Written exercise 1:
In the mountain biking passage, how much cooler is the air at the summit than where the trip started?
-- Source text start --
The view from The Top Of The World is awe-inspiring.

And it’s freaking terrifying.

You get there by chairlift, traveling over terrain that, in the winter, is blanketed with soft and forgiving snow and covered with hordes of skiers. In the summer, the snow melts, exposing the rocky surface of the mountain, and the skiers give way to mountain bikers.

This is Whistler Mountain Bike Park, and I’m standing at the top of the highest point, looking down at a two-foot-wide path snaking down the side of the biggest mountain I’ve ever laid eyes on.

The trip to the top had been relaxing. After riding hard all day, we welcomed the first part of the journey in the air-conditioned gondola. That took us most of the way; then, an open-air chairlift carried us to the summit.

The scenery is nothing short of breathtaking.

At the top, the air is a good 20 degrees cooler than where we started, and it swirls in a way that it only can at the top of a mountain. My mind flashed back to a backpacking trip, years ago, in the Blue Ridge Mountains where we’d been caught in a storm that nearly blew us from the top of the ridge we were walking.
-- Source text end --
Written exercise 2:
From the saved entries listing, extract word for word the lines starting at the one containing "noise-line — [186, 29, 697, 40]" and ending at the one containing "data-cell — [460, 198, 464, 201]".
-- Items start --
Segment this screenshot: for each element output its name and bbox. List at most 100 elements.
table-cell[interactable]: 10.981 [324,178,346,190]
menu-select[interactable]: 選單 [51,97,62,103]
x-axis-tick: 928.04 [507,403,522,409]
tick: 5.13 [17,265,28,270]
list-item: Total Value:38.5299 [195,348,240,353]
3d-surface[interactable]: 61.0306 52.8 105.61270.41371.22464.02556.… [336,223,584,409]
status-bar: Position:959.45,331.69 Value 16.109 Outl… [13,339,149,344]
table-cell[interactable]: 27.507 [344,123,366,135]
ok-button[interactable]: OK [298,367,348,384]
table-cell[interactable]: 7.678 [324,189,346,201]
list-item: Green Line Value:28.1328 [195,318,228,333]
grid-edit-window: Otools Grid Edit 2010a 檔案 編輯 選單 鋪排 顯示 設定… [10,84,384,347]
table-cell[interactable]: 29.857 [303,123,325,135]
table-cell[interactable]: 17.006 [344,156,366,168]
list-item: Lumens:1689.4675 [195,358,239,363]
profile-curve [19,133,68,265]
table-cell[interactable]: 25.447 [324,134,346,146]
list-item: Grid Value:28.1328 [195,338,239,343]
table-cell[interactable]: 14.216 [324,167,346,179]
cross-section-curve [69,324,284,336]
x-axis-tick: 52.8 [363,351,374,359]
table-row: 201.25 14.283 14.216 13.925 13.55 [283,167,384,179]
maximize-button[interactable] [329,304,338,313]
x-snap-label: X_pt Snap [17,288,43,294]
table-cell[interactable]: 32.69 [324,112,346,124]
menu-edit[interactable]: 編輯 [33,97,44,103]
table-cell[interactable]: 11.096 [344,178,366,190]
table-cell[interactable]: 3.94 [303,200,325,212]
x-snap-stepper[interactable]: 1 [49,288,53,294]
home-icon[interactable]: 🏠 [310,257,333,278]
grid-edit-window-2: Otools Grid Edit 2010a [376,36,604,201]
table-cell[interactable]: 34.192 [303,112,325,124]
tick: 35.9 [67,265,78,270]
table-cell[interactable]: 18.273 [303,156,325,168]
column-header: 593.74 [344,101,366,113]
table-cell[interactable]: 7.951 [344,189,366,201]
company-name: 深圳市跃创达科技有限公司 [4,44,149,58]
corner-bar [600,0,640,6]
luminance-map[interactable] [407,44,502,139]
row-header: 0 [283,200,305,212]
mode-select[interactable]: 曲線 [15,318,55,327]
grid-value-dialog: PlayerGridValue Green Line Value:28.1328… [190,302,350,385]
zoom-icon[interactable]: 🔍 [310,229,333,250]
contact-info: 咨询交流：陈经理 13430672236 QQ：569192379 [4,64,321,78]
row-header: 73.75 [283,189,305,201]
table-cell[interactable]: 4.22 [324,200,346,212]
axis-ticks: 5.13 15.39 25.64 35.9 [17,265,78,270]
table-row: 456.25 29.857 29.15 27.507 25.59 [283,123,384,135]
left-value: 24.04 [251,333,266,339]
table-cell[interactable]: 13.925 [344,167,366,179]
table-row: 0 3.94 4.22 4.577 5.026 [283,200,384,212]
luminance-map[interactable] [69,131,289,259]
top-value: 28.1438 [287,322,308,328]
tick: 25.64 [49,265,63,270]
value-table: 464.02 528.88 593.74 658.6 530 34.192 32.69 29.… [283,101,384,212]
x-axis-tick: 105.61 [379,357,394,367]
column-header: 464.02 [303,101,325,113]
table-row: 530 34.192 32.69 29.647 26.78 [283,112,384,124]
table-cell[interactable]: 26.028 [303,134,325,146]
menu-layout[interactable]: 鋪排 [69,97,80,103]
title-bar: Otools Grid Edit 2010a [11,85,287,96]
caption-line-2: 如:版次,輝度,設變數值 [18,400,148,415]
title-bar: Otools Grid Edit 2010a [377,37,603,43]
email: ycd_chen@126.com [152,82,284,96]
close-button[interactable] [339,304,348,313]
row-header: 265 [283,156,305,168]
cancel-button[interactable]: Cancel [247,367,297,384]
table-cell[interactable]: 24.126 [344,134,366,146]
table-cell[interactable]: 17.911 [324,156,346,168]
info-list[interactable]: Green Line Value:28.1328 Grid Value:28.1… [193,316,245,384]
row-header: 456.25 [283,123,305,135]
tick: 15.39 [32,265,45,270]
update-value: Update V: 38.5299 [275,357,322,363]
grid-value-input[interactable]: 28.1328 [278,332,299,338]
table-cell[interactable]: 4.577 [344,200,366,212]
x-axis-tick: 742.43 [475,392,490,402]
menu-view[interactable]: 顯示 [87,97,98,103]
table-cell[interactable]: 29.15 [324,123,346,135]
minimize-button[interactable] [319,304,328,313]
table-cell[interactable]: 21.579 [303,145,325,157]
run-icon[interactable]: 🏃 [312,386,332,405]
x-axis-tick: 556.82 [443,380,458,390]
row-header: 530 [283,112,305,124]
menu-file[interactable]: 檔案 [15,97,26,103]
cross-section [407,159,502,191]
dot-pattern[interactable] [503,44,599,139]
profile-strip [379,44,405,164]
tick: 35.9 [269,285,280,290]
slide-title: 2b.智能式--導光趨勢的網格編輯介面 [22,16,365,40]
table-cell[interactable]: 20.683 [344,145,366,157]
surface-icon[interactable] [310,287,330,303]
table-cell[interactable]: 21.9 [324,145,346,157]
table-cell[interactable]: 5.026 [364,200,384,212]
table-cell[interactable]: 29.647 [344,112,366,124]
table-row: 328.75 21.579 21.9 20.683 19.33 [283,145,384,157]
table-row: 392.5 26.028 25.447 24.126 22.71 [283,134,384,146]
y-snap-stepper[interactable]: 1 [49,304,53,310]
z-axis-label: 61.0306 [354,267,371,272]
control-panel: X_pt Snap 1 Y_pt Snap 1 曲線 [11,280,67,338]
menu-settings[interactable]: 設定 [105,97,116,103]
-- Items end --
-- Items start --
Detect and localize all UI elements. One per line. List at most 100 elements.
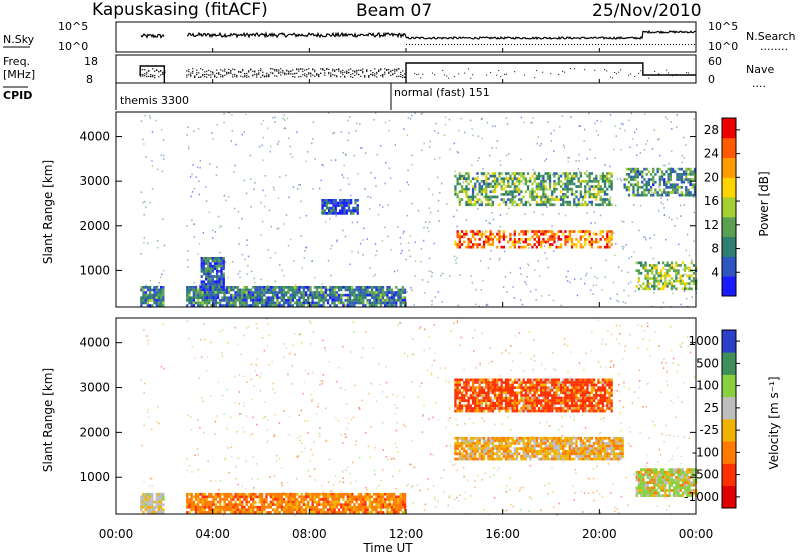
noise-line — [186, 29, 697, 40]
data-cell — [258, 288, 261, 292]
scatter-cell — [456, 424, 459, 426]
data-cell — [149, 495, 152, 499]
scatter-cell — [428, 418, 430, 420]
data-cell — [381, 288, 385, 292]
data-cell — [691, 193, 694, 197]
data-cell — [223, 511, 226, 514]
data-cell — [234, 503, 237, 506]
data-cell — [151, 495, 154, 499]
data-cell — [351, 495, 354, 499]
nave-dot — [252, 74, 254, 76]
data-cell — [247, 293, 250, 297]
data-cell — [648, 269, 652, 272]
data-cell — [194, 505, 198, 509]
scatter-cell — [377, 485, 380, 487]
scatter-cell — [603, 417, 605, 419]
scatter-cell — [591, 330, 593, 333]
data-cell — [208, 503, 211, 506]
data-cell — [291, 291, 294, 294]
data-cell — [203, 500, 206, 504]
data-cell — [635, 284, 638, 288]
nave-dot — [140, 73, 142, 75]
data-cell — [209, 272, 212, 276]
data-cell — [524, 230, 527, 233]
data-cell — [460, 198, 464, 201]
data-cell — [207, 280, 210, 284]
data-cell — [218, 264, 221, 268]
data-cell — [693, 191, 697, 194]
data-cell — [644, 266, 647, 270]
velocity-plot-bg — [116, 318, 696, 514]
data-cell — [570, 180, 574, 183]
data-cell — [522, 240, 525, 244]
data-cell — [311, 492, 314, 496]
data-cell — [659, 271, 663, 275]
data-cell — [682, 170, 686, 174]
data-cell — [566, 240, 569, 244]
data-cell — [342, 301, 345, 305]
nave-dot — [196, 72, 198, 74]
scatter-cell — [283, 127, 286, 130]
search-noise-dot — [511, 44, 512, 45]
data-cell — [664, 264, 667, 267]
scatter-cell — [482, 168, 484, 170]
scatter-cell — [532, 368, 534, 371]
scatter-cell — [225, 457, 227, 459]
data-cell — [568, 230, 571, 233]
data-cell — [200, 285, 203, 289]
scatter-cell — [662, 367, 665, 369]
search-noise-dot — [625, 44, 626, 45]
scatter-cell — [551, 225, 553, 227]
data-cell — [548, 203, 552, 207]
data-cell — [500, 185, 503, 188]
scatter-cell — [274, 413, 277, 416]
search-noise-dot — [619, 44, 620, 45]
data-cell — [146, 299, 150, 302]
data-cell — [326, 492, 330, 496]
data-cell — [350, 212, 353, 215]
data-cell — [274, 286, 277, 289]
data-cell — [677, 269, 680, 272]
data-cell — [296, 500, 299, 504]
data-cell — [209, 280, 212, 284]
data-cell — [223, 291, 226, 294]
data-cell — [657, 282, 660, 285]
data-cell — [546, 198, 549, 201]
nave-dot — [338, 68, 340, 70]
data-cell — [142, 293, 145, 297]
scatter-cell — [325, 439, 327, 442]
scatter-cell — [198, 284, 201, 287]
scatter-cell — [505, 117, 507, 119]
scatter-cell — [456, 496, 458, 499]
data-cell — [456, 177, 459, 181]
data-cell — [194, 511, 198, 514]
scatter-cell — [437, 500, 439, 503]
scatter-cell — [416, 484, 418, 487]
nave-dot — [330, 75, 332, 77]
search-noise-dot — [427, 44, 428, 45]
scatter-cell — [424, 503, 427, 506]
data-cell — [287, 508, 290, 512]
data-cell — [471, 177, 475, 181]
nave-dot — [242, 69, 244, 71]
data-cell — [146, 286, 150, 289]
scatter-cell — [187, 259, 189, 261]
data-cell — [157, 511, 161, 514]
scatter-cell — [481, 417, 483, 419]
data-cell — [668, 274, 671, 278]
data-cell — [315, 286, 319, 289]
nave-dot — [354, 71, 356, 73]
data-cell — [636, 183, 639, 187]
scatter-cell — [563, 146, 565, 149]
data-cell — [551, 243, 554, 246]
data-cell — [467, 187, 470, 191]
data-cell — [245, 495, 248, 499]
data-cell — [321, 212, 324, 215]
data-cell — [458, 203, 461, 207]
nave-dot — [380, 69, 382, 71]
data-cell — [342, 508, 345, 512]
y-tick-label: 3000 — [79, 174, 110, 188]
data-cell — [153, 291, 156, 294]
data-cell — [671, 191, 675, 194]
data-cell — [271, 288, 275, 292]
-- Items end --
Complete answer 1:
About 20 degrees cooler.

Complete answer 2:
noise-line — [186, 29, 697, 40]
data-cell — [258, 288, 261, 292]
scatter-cell — [456, 424, 459, 426]
data-cell — [149, 495, 152, 499]
scatter-cell — [428, 418, 430, 420]
data-cell — [381, 288, 385, 292]
data-cell — [691, 193, 694, 197]
data-cell — [223, 511, 226, 514]
data-cell — [234, 503, 237, 506]
data-cell — [151, 495, 154, 499]
data-cell — [351, 495, 354, 499]
nave-dot — [252, 74, 254, 76]
data-cell — [247, 293, 250, 297]
data-cell — [648, 269, 652, 272]
data-cell — [194, 505, 198, 509]
scatter-cell — [377, 485, 380, 487]
scatter-cell — [603, 417, 605, 419]
scatter-cell — [591, 330, 593, 333]
data-cell — [208, 503, 211, 506]
data-cell — [291, 291, 294, 294]
data-cell — [203, 500, 206, 504]
data-cell — [635, 284, 638, 288]
nave-dot — [140, 73, 142, 75]
data-cell — [209, 272, 212, 276]
data-cell — [524, 230, 527, 233]
data-cell — [460, 198, 464, 201]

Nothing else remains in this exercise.